> [Supplied material]:
###

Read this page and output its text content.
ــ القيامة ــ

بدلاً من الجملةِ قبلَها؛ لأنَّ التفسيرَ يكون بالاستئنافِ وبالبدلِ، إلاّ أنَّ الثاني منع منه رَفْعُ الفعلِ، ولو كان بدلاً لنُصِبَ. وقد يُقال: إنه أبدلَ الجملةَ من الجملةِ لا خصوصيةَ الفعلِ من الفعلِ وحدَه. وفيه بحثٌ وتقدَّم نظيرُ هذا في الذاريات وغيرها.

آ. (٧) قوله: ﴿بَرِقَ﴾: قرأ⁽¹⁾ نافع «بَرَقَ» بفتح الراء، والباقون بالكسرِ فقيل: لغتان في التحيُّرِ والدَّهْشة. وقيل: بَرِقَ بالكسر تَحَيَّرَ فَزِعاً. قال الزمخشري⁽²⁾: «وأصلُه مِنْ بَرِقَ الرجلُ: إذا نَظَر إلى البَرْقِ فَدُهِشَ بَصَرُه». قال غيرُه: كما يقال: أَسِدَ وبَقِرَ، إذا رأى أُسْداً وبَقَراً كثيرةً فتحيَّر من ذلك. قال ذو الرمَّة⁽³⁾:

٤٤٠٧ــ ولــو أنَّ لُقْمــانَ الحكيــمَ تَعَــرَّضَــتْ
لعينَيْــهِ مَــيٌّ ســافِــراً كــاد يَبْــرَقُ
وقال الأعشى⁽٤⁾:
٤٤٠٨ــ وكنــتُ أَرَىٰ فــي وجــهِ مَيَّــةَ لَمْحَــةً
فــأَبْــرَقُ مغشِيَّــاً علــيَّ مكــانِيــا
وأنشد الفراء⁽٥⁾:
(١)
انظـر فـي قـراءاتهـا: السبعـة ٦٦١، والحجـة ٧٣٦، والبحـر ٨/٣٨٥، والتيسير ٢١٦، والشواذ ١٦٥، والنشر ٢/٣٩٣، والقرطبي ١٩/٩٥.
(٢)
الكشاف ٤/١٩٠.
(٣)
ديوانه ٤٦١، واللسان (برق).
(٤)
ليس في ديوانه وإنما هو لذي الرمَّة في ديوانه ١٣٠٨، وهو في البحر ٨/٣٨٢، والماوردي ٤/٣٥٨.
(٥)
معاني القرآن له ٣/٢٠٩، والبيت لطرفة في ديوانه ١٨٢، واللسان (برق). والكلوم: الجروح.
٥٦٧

###

> [What to work on]: Only lines with "ديوانه" are wanted here; list each of them.

> [Answer to this exercise]:
ديوانه ٤٦١، واللسان (برق).
ليس في ديوانه وإنما هو لذي الرمَّة في ديوانه ١٣٠٨، وهو في البحر ٨/٣٨٢، والماوردي ٤/٣٥٨.
معاني القرآن له ٣/٢٠٩، والبيت لطرفة في ديوانه ١٨٢، واللسان (برق). والكلوم: الجروح.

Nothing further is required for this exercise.